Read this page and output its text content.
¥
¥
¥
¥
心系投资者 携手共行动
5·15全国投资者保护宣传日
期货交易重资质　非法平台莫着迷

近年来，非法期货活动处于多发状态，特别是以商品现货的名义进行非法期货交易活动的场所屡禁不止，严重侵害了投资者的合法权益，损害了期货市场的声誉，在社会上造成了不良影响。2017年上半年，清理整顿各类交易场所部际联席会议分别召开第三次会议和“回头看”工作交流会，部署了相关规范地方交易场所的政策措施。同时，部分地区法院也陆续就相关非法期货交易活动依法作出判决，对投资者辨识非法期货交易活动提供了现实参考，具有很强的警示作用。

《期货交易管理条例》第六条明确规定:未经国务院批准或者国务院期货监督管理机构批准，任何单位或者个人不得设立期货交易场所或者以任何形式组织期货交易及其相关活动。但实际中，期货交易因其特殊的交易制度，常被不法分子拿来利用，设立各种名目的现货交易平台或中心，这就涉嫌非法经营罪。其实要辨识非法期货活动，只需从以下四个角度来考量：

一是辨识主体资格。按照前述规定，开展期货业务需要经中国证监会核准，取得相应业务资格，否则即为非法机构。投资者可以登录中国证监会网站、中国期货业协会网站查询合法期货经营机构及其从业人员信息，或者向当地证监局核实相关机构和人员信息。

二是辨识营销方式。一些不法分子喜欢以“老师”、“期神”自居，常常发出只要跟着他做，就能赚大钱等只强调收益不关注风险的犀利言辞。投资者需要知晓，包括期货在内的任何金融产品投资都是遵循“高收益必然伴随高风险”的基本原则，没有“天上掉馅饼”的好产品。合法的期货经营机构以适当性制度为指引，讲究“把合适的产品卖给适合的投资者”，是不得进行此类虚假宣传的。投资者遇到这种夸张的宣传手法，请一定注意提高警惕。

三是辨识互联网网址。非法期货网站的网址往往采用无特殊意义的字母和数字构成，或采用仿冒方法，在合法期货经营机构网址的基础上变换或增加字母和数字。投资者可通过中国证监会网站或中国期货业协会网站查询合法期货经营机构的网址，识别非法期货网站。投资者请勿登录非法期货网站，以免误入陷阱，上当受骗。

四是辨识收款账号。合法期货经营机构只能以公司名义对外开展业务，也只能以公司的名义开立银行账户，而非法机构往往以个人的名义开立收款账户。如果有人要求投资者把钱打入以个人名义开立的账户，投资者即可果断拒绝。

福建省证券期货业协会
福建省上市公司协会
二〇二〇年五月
☆ ☆ ☆
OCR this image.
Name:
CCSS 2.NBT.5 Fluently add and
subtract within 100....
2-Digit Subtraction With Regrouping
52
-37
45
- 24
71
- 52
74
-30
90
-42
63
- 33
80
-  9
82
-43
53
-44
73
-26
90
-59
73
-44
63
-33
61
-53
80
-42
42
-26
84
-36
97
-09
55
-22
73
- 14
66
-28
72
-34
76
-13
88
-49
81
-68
☆ ☆ ☆
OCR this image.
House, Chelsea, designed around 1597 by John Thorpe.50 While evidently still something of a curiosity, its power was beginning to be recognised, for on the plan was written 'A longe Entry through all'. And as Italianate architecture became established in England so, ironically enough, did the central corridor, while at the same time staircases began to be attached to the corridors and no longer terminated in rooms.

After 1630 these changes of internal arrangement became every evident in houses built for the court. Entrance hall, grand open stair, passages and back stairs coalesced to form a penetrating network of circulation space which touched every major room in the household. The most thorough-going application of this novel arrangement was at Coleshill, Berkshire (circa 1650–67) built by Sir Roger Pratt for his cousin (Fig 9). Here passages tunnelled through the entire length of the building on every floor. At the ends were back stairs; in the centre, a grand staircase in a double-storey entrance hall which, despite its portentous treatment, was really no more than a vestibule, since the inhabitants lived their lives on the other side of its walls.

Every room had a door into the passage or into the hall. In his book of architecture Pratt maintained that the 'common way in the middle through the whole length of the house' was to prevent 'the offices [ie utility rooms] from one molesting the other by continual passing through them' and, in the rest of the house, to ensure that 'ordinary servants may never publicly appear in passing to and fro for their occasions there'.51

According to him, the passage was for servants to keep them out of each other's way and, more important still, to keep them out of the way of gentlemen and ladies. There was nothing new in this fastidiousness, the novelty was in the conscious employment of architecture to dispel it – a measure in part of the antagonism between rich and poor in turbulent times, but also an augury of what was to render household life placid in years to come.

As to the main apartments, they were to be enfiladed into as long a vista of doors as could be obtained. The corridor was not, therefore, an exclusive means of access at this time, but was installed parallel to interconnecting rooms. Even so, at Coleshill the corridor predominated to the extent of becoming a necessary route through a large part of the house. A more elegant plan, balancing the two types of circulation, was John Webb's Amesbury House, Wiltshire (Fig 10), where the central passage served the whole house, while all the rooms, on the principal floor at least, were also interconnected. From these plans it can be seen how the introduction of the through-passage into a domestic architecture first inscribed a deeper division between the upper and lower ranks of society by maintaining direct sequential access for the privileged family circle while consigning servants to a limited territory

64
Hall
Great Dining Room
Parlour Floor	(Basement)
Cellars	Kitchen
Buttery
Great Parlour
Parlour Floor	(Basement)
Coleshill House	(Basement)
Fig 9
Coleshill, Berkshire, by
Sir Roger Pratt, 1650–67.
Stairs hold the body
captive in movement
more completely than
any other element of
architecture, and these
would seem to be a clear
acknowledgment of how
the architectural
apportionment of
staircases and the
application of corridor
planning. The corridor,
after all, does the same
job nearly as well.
☆ ☆ ☆
GIVEN TASK :: Look through the listing above. Pick out each line with "application" and copy it.

WRITTEN RESPONSE ::
After 1630 these changes of internal arrangement became every evident in houses built for the court. Entrance hall, grand open stair, passages and back stairs coalesced to form a penetrating network of circulation space which touched every major room in the household. The most thorough-going application of this novel arrangement was at Coleshill, Berkshire (circa 1650–67) built by Sir Roger Pratt for his cousin (Fig 9). Here passages tunnelled through the entire length of the building on every floor. At the ends were back stairs; in the centre, a grand staircase in a double-storey entrance hall which, despite its portentous treatment, was really no more than a vestibule, since the inhabitants lived their lives on the other side of its walls.
application of corridor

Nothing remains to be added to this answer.